#### [Exercise details]
Word for word, set down the records and skip each picture.

#### [Material to process]
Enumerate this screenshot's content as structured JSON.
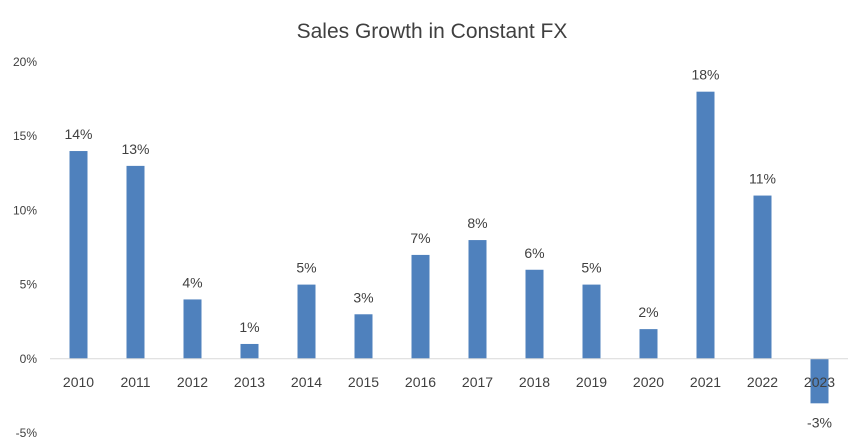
{
  "chart_data": {
    "type": "bar",
    "title": "Sales Growth in Constant FX",
    "xlabel": "",
    "ylabel": "",
    "categories": [
      "2010",
      "2011",
      "2012",
      "2013",
      "2014",
      "2015",
      "2016",
      "2017",
      "2018",
      "2019",
      "2020",
      "2021",
      "2022",
      "2023"
    ],
    "values": [
      14,
      13,
      4,
      1,
      5,
      3,
      7,
      8,
      6,
      5,
      2,
      18,
      11,
      -3
    ],
    "data_labels": [
      "14%",
      "13%",
      "4%",
      "1%",
      "5%",
      "3%",
      "7%",
      "8%",
      "6%",
      "5%",
      "2%",
      "18%",
      "11%",
      "-3%"
    ],
    "ylim": [
      -5,
      20
    ],
    "yticks": [
      -5,
      0,
      5,
      10,
      15,
      20
    ],
    "ytick_labels": [
      "-5%",
      "0%",
      "5%",
      "10%",
      "15%",
      "20%"
    ],
    "gridlines": false,
    "legend": "none",
    "bar_color": "#4f81bd"
  }
}
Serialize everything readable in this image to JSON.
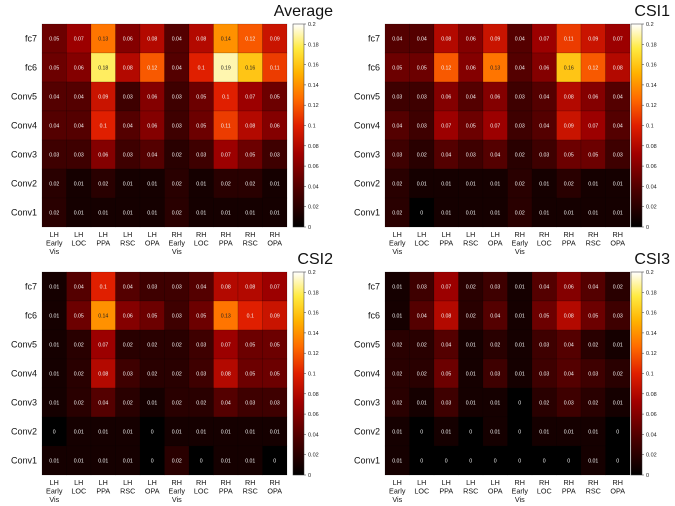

#### [Task result]
Enumerate this screenshot's content as structured JSON.
{
  "chart_data": {
    "type": "bar",
    "title": "Sales Growth in Constant FX",
    "xlabel": "",
    "ylabel": "",
    "categories": [
      "2010",
      "2011",
      "2012",
      "2013",
      "2014",
      "2015",
      "2016",
      "2017",
      "2018",
      "2019",
      "2020",
      "2021",
      "2022",
      "2023"
    ],
    "values": [
      14,
      13,
      4,
      1,
      5,
      3,
      7,
      8,
      6,
      5,
      2,
      18,
      11,
      -3
    ],
    "data_labels": [
      "14%",
      "13%",
      "4%",
      "1%",
      "5%",
      "3%",
      "7%",
      "8%",
      "6%",
      "5%",
      "2%",
      "18%",
      "11%",
      "-3%"
    ],
    "ylim": [
      -5,
      20
    ],
    "yticks": [
      -5,
      0,
      5,
      10,
      15,
      20
    ],
    "ytick_labels": [
      "-5%",
      "0%",
      "5%",
      "10%",
      "15%",
      "20%"
    ],
    "gridlines": false,
    "legend": "none",
    "bar_color": "#4f81bd"
  }
}
Serialize everything readable in this image to JSON.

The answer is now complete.